• _REQUIRED TASK_:
Go through the records and extract every line with the word "name".

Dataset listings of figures
○ ○ ○

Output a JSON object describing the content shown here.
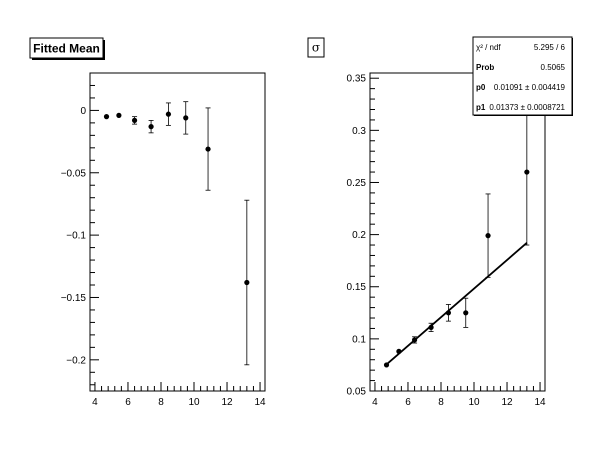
{
  "chart_data": [
    {
      "type": "scatter",
      "title": "Fitted Mean",
      "xlim": [
        3.7,
        14.3
      ],
      "ylim": [
        -0.225,
        0.03
      ],
      "xticks": [
        4,
        6,
        8,
        10,
        12,
        14
      ],
      "xtick_labels": [
        "4",
        "6",
        "8",
        "10",
        "12",
        "14"
      ],
      "yticks": [
        0,
        -0.05,
        -0.1,
        -0.15,
        -0.2
      ],
      "ytick_labels": [
        "0",
        "−0.05",
        "−0.1",
        "−0.15",
        "−0.2"
      ],
      "points": [
        {
          "x": 4.7,
          "y": -0.005,
          "err": 0.0
        },
        {
          "x": 5.45,
          "y": -0.004,
          "err": 0.0
        },
        {
          "x": 6.4,
          "y": -0.008,
          "err": 0.003
        },
        {
          "x": 7.4,
          "y": -0.013,
          "err": 0.005
        },
        {
          "x": 8.45,
          "y": -0.003,
          "err": 0.009
        },
        {
          "x": 9.5,
          "y": -0.006,
          "err": 0.013
        },
        {
          "x": 10.85,
          "y": -0.031,
          "err": 0.033
        },
        {
          "x": 13.2,
          "y": -0.138,
          "err": 0.066
        }
      ]
    },
    {
      "type": "scatter",
      "title": "σ",
      "xlim": [
        3.7,
        14.3
      ],
      "ylim": [
        0.05,
        0.355
      ],
      "xticks": [
        4,
        6,
        8,
        10,
        12,
        14
      ],
      "xtick_labels": [
        "4",
        "6",
        "8",
        "10",
        "12",
        "14"
      ],
      "yticks": [
        0.05,
        0.1,
        0.15,
        0.2,
        0.25,
        0.3,
        0.35
      ],
      "ytick_labels": [
        "0.05",
        "0.1",
        "0.15",
        "0.2",
        "0.25",
        "0.3",
        "0.35"
      ],
      "points": [
        {
          "x": 4.7,
          "y": 0.075,
          "err": 0.0
        },
        {
          "x": 5.45,
          "y": 0.088,
          "err": 0.0
        },
        {
          "x": 6.4,
          "y": 0.099,
          "err": 0.003
        },
        {
          "x": 7.4,
          "y": 0.111,
          "err": 0.004
        },
        {
          "x": 8.45,
          "y": 0.125,
          "err": 0.008
        },
        {
          "x": 9.5,
          "y": 0.125,
          "err": 0.014
        },
        {
          "x": 10.85,
          "y": 0.199,
          "err": 0.04
        },
        {
          "x": 13.2,
          "y": 0.26,
          "err": 0.07
        }
      ],
      "fit": {
        "p0": 0.01091,
        "p1": 0.01373,
        "x_range": [
          4.7,
          13.2
        ]
      },
      "stats": [
        {
          "label": "χ² / ndf",
          "value": "5.295 / 6"
        },
        {
          "label": "Prob",
          "value": "0.5065"
        },
        {
          "label": "p0",
          "value": "0.01091 ± 0.004419"
        },
        {
          "label": "p1",
          "value": "0.01373 ± 0.0008721"
        }
      ]
    }
  ]
}
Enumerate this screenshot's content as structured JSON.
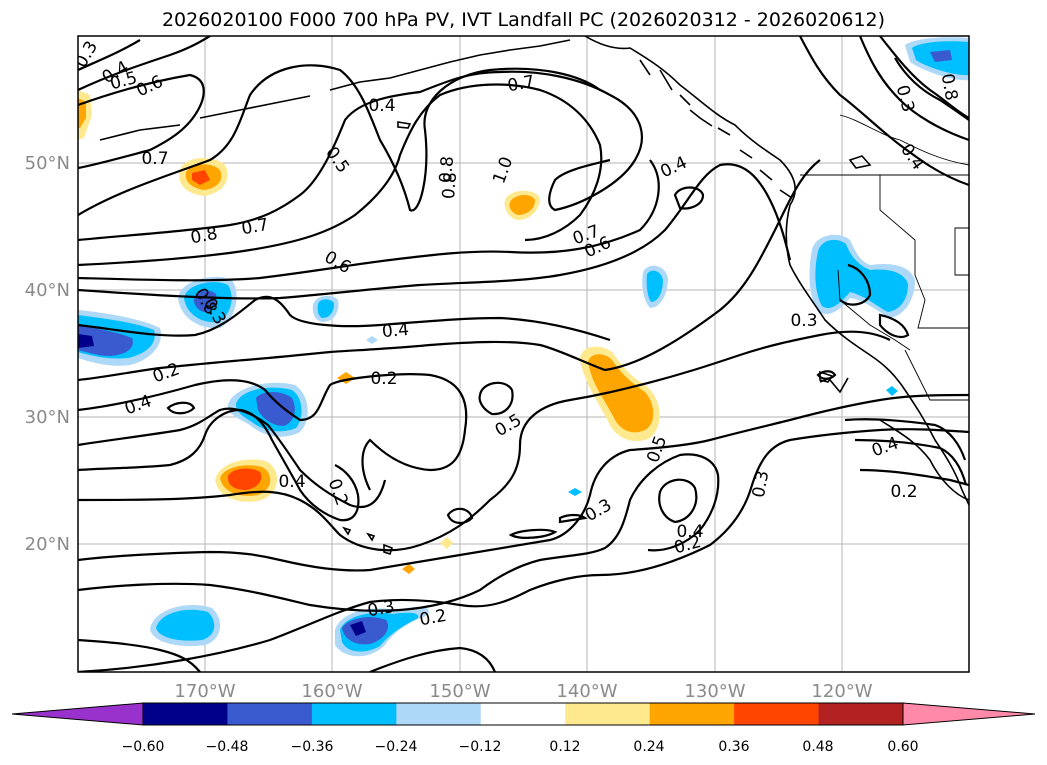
{
  "title": "2026020100 F000 700 hPa PV, IVT Landfall PC (2026020312 - 2026020612)",
  "map": {
    "lat_labels": [
      "50°N",
      "40°N",
      "30°N",
      "20°N"
    ],
    "lon_labels": [
      "170°W",
      "160°W",
      "150°W",
      "140°W",
      "130°W",
      "120°W"
    ],
    "contour_labels": [
      "0.3",
      "0.4",
      "0.5",
      "0.6",
      "0.7",
      "0.4",
      "0.7",
      "0.8",
      "1.0",
      "0.8",
      "0.5",
      "0.4",
      "0.7",
      "0.6",
      "0.8",
      "0.7",
      "0.6",
      "0.8",
      "0.3",
      "0.8",
      "0.3",
      "0.4",
      "0.4",
      "0.2",
      "0.2",
      "0.3",
      "0.4",
      "0.5",
      "0.4",
      "0.2",
      "0.3",
      "0.5",
      "0.4",
      "0.2",
      "0.3",
      "0.2",
      "0.4",
      "0.3",
      "0.2"
    ],
    "shading": {
      "neg_colors": [
        "#9932cc",
        "#00008b",
        "#3a5bd0",
        "#00bfff",
        "#add8f7"
      ],
      "pos_colors": [
        "#ffe98f",
        "#ffa500",
        "#ff4500",
        "#b22222",
        "#ff89a8"
      ]
    }
  },
  "colorbar": {
    "ticks": [
      "−0.60",
      "−0.48",
      "−0.36",
      "−0.24",
      "−0.12",
      "0.12",
      "0.24",
      "0.36",
      "0.48",
      "0.60"
    ],
    "colors": [
      "#9932cc",
      "#00008b",
      "#3a5bd0",
      "#00bfff",
      "#add8f7",
      "#ffffff",
      "#ffe98f",
      "#ffa500",
      "#ff4500",
      "#b22222",
      "#ff89a8"
    ]
  }
}
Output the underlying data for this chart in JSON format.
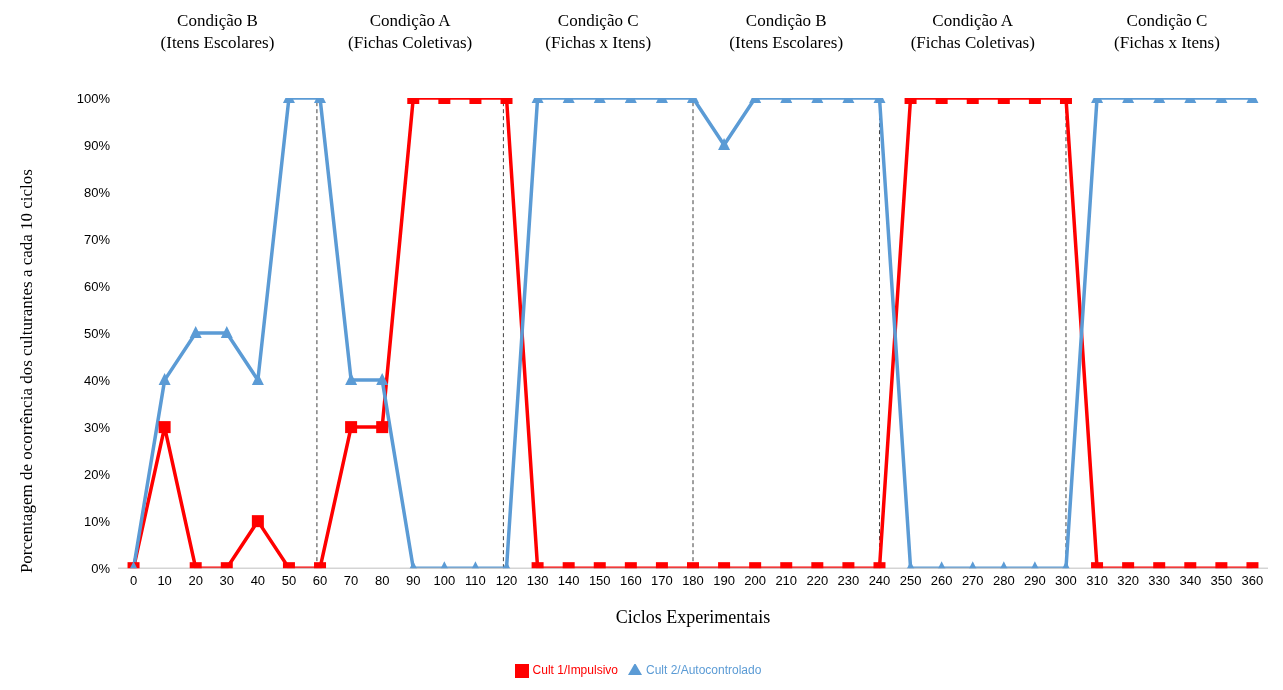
{
  "chart_data": {
    "type": "line",
    "xlabel": "Ciclos Experimentais",
    "ylabel": "Porcentagem de ocorrência dos culturantes a cada 10 ciclos",
    "x": [
      0,
      10,
      20,
      30,
      40,
      50,
      60,
      70,
      80,
      90,
      100,
      110,
      120,
      130,
      140,
      150,
      160,
      170,
      180,
      190,
      200,
      210,
      220,
      230,
      240,
      250,
      260,
      270,
      280,
      290,
      300,
      310,
      320,
      330,
      340,
      350,
      360
    ],
    "series": [
      {
        "name": "Cult 1/Impulsivo",
        "color": "#ff0000",
        "marker": "square",
        "values": [
          0,
          30,
          0,
          0,
          10,
          0,
          0,
          30,
          30,
          100,
          100,
          100,
          100,
          0,
          0,
          0,
          0,
          0,
          0,
          0,
          0,
          0,
          0,
          0,
          0,
          100,
          100,
          100,
          100,
          100,
          100,
          0,
          0,
          0,
          0,
          0,
          0
        ]
      },
      {
        "name": "Cult 2/Autocontrolado",
        "color": "#5b9bd5",
        "marker": "triangle",
        "values": [
          0,
          40,
          50,
          50,
          40,
          100,
          100,
          40,
          40,
          0,
          0,
          0,
          0,
          100,
          100,
          100,
          100,
          100,
          100,
          90,
          100,
          100,
          100,
          100,
          100,
          0,
          0,
          0,
          0,
          0,
          0,
          100,
          100,
          100,
          100,
          100,
          100
        ]
      }
    ],
    "xlim": [
      -5,
      365
    ],
    "xticks": [
      0,
      10,
      20,
      30,
      40,
      50,
      60,
      70,
      80,
      90,
      100,
      110,
      120,
      130,
      140,
      150,
      160,
      170,
      180,
      190,
      200,
      210,
      220,
      230,
      240,
      250,
      260,
      270,
      280,
      290,
      300,
      310,
      320,
      330,
      340,
      350,
      360
    ],
    "ylim": [
      0,
      100
    ],
    "yticks": [
      {
        "value": 0,
        "label": "0%"
      },
      {
        "value": 10,
        "label": "10%"
      },
      {
        "value": 20,
        "label": "20%"
      },
      {
        "value": 30,
        "label": "30%"
      },
      {
        "value": 40,
        "label": "40%"
      },
      {
        "value": 50,
        "label": "50%"
      },
      {
        "value": 60,
        "label": "60%"
      },
      {
        "value": 70,
        "label": "70%"
      },
      {
        "value": 80,
        "label": "80%"
      },
      {
        "value": 90,
        "label": "90%"
      },
      {
        "value": 100,
        "label": "100%"
      }
    ],
    "ref_lines": [
      {
        "axis": "x",
        "value": 59,
        "color": "#404040",
        "line_style": "dashed"
      },
      {
        "axis": "x",
        "value": 119,
        "color": "#404040",
        "line_style": "dashed"
      },
      {
        "axis": "x",
        "value": 180,
        "color": "#404040",
        "line_style": "dashed"
      },
      {
        "axis": "x",
        "value": 240,
        "color": "#404040",
        "line_style": "dashed"
      },
      {
        "axis": "x",
        "value": 300,
        "color": "#404040",
        "line_style": "dashed"
      }
    ],
    "annotations": [
      "Condição B\n(Itens Escolares)",
      "Condição A\n(Fichas Coletivas)",
      "Condição C\n(Fichas x Itens)",
      "Condição B\n(Itens Escolares)",
      "Condição A\n(Fichas Coletivas)",
      "Condição C\n(Fichas x Itens)"
    ],
    "grid": false,
    "legend": "bottom",
    "line_style": "solid"
  }
}
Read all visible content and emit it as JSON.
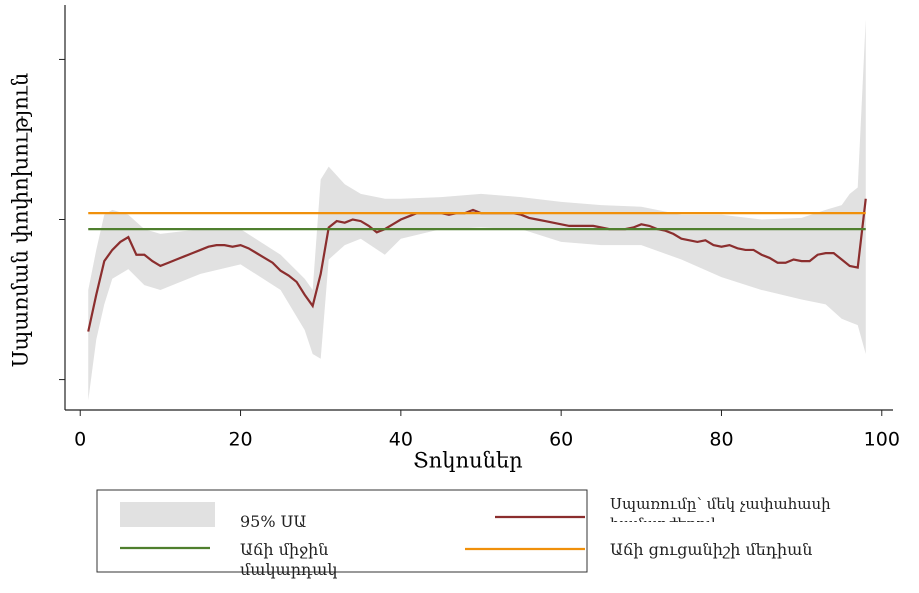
{
  "chart_data": {
    "type": "line",
    "x_label": "Տոկոսներ",
    "y_label": "Սպառման փոփոխություն",
    "xlim": [
      -1.9,
      101.4
    ],
    "xticks": [
      0,
      20,
      40,
      60,
      80,
      100
    ],
    "ylim": [
      -0.19,
      2.34
    ],
    "yticks": [
      0,
      1,
      2
    ],
    "series": [
      {
        "name": "95% ՍԱ",
        "type": "band",
        "color": "#e1e1e1",
        "x": [
          1,
          2,
          3,
          4,
          6,
          8,
          10,
          15,
          20,
          25,
          28,
          29,
          30,
          31,
          33,
          35,
          38,
          40,
          45,
          50,
          55,
          60,
          65,
          70,
          75,
          80,
          85,
          90,
          93,
          95,
          96,
          97,
          98
        ],
        "upper": [
          0.56,
          0.81,
          1.03,
          1.06,
          1.03,
          0.94,
          0.91,
          0.94,
          0.94,
          0.78,
          0.63,
          0.56,
          1.25,
          1.33,
          1.22,
          1.16,
          1.13,
          1.13,
          1.14,
          1.16,
          1.14,
          1.11,
          1.09,
          1.08,
          1.03,
          1.03,
          1.0,
          1.01,
          1.06,
          1.09,
          1.16,
          1.2,
          2.25
        ],
        "lower": [
          -0.13,
          0.25,
          0.47,
          0.63,
          0.69,
          0.59,
          0.56,
          0.66,
          0.72,
          0.56,
          0.31,
          0.16,
          0.13,
          0.75,
          0.84,
          0.88,
          0.78,
          0.88,
          0.94,
          0.95,
          0.94,
          0.86,
          0.84,
          0.84,
          0.75,
          0.64,
          0.56,
          0.5,
          0.47,
          0.38,
          0.36,
          0.34,
          0.16
        ]
      },
      {
        "name": "Սպառումը՝ մեկ չափահասի համարժեքով",
        "color": "#8b2e2e",
        "x": [
          1,
          2,
          3,
          4,
          5,
          6,
          7,
          8,
          9,
          10,
          11,
          12,
          13,
          14,
          15,
          16,
          17,
          18,
          19,
          20,
          21,
          22,
          23,
          24,
          25,
          26,
          27,
          28,
          29,
          30,
          31,
          32,
          33,
          34,
          35,
          36,
          37,
          38,
          39,
          40,
          41,
          42,
          43,
          44,
          45,
          46,
          47,
          48,
          49,
          50,
          51,
          52,
          53,
          54,
          55,
          56,
          57,
          58,
          59,
          60,
          61,
          62,
          63,
          64,
          65,
          66,
          67,
          68,
          69,
          70,
          71,
          72,
          73,
          74,
          75,
          76,
          77,
          78,
          79,
          80,
          81,
          82,
          83,
          84,
          85,
          86,
          87,
          88,
          89,
          90,
          91,
          92,
          93,
          94,
          95,
          96,
          97,
          98
        ],
        "values": [
          0.3,
          0.53,
          0.74,
          0.81,
          0.86,
          0.89,
          0.78,
          0.78,
          0.74,
          0.71,
          0.73,
          0.75,
          0.77,
          0.79,
          0.81,
          0.83,
          0.84,
          0.84,
          0.83,
          0.84,
          0.82,
          0.79,
          0.76,
          0.73,
          0.68,
          0.65,
          0.61,
          0.53,
          0.46,
          0.66,
          0.95,
          0.99,
          0.98,
          1.0,
          0.99,
          0.96,
          0.92,
          0.94,
          0.97,
          1.0,
          1.02,
          1.04,
          1.04,
          1.04,
          1.04,
          1.03,
          1.04,
          1.04,
          1.06,
          1.04,
          1.04,
          1.04,
          1.04,
          1.04,
          1.03,
          1.01,
          1.0,
          0.99,
          0.98,
          0.97,
          0.96,
          0.96,
          0.96,
          0.96,
          0.95,
          0.94,
          0.94,
          0.94,
          0.95,
          0.97,
          0.96,
          0.94,
          0.93,
          0.91,
          0.88,
          0.87,
          0.86,
          0.87,
          0.84,
          0.83,
          0.84,
          0.82,
          0.81,
          0.81,
          0.78,
          0.76,
          0.73,
          0.73,
          0.75,
          0.74,
          0.74,
          0.78,
          0.79,
          0.79,
          0.75,
          0.71,
          0.7,
          1.13
        ]
      },
      {
        "name": "Աճի միջին մակարդակ",
        "color": "#4f7f2e",
        "x": [
          1,
          98
        ],
        "values": [
          0.94,
          0.94
        ]
      },
      {
        "name": "Աճի ցուցանիշի մեդիան",
        "color": "#f0900a",
        "x": [
          1,
          98
        ],
        "values": [
          1.04,
          1.04
        ]
      }
    ]
  }
}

○ ○ ○

• _FINISHED ANSWER_:
        "name": "Cult 1/Impulsivo",
        "name": "Cult 2/Autocontrolado",
        "name": "95% ՍԱ",
        "name": "Սպառումը՝ մեկ չափահասի համարժեքով",
        "name": "Աճի միջին մակարդակ",
        "name": "Աճի ցուցանիշի մեդիան",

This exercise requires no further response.